BRIEF |
Each line below that contains "text" counts once; report the total and nothing more.

SOURCE RECORDS |
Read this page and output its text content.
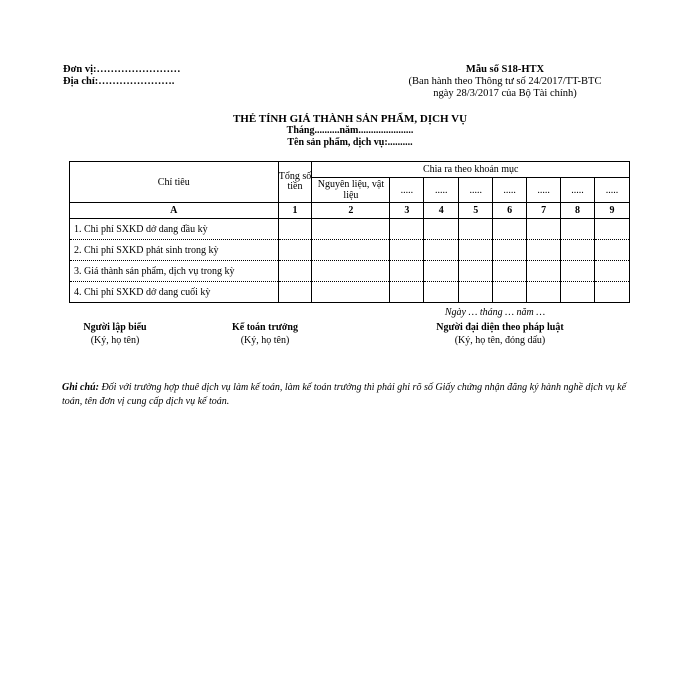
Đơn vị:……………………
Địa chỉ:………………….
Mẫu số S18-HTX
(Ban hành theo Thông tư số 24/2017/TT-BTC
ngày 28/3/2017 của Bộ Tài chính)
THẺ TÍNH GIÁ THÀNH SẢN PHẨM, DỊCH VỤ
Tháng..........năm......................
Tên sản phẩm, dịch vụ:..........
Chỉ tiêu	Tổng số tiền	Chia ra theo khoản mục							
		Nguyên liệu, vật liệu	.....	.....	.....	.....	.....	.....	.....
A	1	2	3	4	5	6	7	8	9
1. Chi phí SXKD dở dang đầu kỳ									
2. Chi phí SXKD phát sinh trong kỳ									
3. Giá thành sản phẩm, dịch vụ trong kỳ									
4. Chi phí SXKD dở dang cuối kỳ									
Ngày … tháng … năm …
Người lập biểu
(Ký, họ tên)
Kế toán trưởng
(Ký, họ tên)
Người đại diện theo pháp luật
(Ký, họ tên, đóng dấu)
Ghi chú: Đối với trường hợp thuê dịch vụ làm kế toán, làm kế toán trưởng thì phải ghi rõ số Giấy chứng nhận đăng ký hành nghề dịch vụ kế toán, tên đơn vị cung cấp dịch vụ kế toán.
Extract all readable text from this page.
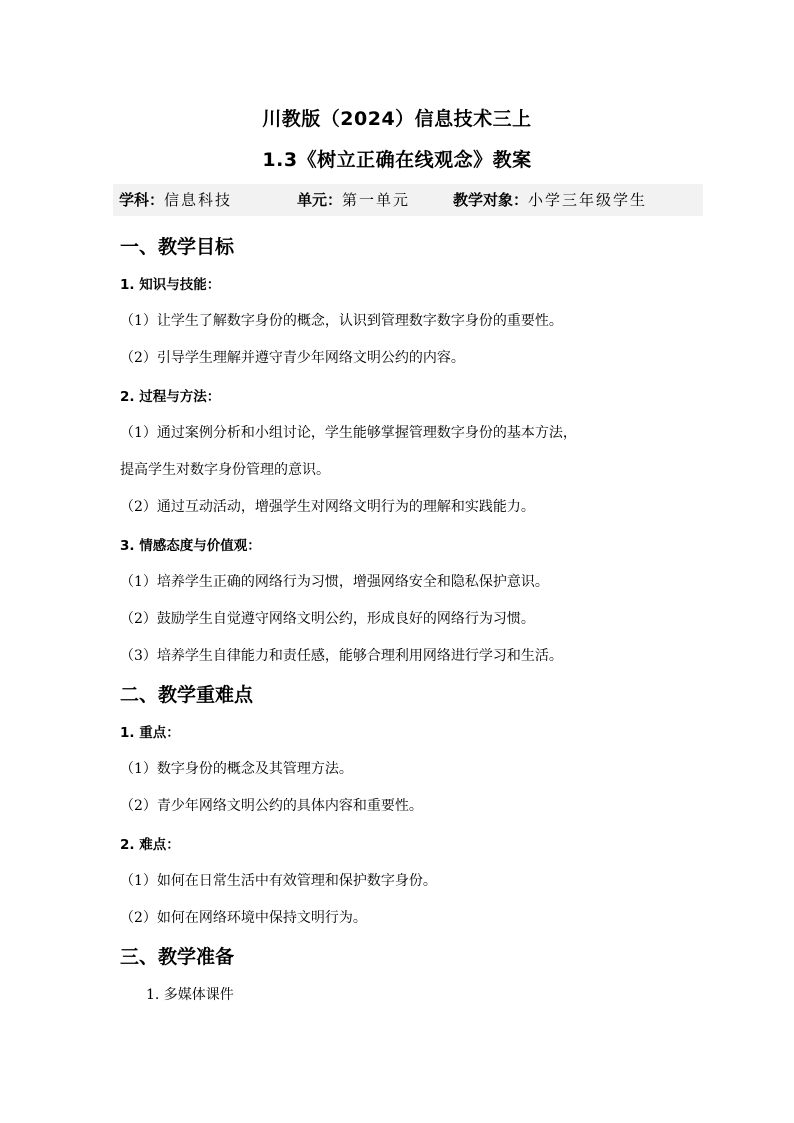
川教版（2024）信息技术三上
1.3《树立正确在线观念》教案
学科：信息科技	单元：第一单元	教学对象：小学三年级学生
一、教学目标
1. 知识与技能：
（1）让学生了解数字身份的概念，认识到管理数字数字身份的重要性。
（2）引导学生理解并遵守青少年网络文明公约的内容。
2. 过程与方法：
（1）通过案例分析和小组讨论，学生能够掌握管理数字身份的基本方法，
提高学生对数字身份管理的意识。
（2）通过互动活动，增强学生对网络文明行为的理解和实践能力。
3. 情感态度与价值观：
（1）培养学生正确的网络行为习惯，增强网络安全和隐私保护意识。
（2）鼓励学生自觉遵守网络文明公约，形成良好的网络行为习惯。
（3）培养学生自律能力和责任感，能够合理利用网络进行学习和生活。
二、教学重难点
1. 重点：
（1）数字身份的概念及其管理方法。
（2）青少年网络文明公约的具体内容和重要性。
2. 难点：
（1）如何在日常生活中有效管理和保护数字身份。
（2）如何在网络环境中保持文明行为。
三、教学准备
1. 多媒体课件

SOLUTION TO THE EXERCISE |
2